[Data entries]
====================

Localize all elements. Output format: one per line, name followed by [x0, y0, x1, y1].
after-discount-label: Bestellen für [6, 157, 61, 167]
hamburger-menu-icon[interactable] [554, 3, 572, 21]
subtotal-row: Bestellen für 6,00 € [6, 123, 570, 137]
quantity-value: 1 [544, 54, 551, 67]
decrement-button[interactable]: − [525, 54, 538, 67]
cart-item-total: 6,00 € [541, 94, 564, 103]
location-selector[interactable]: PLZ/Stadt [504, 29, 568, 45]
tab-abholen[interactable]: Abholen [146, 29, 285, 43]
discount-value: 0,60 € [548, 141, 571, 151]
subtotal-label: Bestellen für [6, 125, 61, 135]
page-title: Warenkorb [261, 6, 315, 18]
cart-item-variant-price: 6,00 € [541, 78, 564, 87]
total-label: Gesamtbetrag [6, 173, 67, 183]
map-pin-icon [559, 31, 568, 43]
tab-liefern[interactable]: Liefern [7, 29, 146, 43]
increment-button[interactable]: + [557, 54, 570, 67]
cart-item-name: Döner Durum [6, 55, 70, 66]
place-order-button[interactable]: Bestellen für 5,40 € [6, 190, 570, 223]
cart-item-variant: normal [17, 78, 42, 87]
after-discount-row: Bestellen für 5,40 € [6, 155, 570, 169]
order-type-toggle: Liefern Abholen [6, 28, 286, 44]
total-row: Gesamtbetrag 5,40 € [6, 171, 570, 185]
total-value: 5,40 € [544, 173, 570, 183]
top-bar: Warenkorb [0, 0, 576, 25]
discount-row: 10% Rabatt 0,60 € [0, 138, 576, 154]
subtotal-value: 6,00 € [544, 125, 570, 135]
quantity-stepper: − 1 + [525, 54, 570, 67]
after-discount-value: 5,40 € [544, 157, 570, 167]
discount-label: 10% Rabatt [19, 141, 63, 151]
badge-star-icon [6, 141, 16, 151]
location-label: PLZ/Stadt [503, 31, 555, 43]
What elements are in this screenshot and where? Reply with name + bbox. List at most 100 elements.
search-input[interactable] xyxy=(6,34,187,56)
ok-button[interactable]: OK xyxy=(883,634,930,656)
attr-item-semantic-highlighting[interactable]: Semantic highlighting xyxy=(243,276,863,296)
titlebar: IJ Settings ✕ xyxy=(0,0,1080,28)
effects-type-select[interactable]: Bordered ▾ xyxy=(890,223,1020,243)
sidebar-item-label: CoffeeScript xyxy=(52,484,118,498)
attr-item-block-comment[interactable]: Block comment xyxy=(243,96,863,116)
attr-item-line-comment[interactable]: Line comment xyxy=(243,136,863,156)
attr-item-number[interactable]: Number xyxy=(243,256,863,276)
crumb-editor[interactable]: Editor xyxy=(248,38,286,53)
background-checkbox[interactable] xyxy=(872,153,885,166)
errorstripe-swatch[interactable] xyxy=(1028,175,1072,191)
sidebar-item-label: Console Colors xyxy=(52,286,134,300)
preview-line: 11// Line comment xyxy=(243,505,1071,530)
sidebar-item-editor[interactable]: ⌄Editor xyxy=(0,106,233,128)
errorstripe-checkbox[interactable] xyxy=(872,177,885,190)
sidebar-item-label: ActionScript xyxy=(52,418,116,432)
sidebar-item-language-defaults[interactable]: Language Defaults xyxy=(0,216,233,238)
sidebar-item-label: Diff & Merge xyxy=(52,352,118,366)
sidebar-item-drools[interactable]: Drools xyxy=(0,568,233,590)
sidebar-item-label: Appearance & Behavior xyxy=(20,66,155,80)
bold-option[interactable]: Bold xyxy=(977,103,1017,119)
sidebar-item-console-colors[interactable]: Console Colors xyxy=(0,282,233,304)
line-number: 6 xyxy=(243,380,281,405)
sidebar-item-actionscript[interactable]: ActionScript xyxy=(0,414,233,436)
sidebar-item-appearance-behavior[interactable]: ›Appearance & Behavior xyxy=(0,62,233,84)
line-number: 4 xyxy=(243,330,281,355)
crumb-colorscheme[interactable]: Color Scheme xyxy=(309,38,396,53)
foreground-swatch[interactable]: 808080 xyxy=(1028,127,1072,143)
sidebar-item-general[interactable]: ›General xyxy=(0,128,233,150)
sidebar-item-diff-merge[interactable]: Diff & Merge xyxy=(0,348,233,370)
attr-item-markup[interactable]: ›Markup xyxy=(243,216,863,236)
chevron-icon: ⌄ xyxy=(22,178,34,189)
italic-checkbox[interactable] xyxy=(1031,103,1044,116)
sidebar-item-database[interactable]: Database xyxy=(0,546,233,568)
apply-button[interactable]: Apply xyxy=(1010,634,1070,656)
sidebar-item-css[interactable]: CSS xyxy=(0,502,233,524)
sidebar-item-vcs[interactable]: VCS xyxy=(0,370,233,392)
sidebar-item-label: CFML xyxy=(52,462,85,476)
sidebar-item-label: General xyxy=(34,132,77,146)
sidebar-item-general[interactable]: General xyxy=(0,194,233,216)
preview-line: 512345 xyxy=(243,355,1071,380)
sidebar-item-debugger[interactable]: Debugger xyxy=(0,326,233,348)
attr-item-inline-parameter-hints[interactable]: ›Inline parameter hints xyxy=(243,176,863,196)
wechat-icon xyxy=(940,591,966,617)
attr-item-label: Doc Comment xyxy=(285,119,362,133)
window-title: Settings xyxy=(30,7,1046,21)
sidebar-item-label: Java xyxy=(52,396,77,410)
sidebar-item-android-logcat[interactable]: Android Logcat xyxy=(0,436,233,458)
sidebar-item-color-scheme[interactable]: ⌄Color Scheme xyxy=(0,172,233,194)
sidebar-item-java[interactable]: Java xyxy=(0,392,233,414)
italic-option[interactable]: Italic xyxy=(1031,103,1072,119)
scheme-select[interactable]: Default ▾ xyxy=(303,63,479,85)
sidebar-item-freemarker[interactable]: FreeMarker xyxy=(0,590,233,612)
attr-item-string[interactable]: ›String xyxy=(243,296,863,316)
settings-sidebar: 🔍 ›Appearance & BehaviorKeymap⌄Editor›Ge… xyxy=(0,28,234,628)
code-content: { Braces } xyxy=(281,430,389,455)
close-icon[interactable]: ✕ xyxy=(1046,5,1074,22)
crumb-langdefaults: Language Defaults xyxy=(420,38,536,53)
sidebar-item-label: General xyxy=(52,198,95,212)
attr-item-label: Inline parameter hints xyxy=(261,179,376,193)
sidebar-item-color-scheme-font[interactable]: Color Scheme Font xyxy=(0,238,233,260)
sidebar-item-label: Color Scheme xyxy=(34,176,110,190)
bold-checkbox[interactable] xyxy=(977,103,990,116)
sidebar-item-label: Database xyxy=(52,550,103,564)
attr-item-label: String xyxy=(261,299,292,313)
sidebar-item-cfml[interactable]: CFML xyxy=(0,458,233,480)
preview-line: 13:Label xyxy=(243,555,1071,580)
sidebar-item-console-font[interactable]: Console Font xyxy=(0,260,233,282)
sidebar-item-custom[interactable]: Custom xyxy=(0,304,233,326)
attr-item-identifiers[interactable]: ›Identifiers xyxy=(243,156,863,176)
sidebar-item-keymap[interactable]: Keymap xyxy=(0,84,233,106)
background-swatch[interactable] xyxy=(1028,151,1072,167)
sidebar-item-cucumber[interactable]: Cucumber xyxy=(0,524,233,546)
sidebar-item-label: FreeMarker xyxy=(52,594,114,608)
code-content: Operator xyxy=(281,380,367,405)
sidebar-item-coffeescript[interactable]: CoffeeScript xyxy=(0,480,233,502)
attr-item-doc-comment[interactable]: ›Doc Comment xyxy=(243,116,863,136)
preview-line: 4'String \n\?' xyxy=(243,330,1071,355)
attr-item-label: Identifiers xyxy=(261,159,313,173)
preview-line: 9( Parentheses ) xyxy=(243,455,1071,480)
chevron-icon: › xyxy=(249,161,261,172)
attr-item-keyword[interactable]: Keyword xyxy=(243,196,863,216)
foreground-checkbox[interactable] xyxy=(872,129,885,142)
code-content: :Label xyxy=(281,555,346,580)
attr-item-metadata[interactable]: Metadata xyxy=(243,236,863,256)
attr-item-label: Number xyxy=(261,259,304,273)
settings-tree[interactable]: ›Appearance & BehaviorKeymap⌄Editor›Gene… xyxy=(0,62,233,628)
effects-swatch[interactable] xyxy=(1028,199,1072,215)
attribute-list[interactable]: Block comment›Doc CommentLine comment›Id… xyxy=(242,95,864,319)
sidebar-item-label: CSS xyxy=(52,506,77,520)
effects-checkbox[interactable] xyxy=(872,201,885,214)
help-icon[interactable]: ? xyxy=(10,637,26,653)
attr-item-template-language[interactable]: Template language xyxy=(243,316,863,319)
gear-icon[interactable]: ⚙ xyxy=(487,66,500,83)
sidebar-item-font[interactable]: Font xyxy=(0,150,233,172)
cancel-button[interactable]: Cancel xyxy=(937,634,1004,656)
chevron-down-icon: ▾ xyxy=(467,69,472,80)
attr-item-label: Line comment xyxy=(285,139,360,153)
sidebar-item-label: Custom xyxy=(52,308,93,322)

====================

--- Set problem ---
Duplicate the stretch of the data above from its start through the line containing "location-label: PLZ/Stadt [503, 31, 555, 43]", inclusive, reproducing each line without any change.

--- Result of this exercise ---
Localize all elements. Output format: one per line, name followed by [x0, y0, x1, y1].
after-discount-label: Bestellen für [6, 157, 61, 167]
hamburger-menu-icon[interactable] [554, 3, 572, 21]
subtotal-row: Bestellen für 6,00 € [6, 123, 570, 137]
quantity-value: 1 [544, 54, 551, 67]
decrement-button[interactable]: − [525, 54, 538, 67]
cart-item-total: 6,00 € [541, 94, 564, 103]
location-selector[interactable]: PLZ/Stadt [504, 29, 568, 45]
tab-abholen[interactable]: Abholen [146, 29, 285, 43]
discount-value: 0,60 € [548, 141, 571, 151]
subtotal-label: Bestellen für [6, 125, 61, 135]
page-title: Warenkorb [261, 6, 315, 18]
cart-item-variant-price: 6,00 € [541, 78, 564, 87]
total-label: Gesamtbetrag [6, 173, 67, 183]
map-pin-icon [559, 31, 568, 43]
tab-liefern[interactable]: Liefern [7, 29, 146, 43]
increment-button[interactable]: + [557, 54, 570, 67]
cart-item-name: Döner Durum [6, 55, 70, 66]
place-order-button[interactable]: Bestellen für 5,40 € [6, 190, 570, 223]
cart-item-variant: normal [17, 78, 42, 87]
after-discount-row: Bestellen für 5,40 € [6, 155, 570, 169]
order-type-toggle: Liefern Abholen [6, 28, 286, 44]
total-row: Gesamtbetrag 5,40 € [6, 171, 570, 185]
total-value: 5,40 € [544, 173, 570, 183]
top-bar: Warenkorb [0, 0, 576, 25]
discount-row: 10% Rabatt 0,60 € [0, 138, 576, 154]
subtotal-value: 6,00 € [544, 125, 570, 135]
quantity-stepper: − 1 + [525, 54, 570, 67]
after-discount-value: 5,40 € [544, 157, 570, 167]
discount-label: 10% Rabatt [19, 141, 63, 151]
badge-star-icon [6, 141, 16, 151]
location-label: PLZ/Stadt [503, 31, 555, 43]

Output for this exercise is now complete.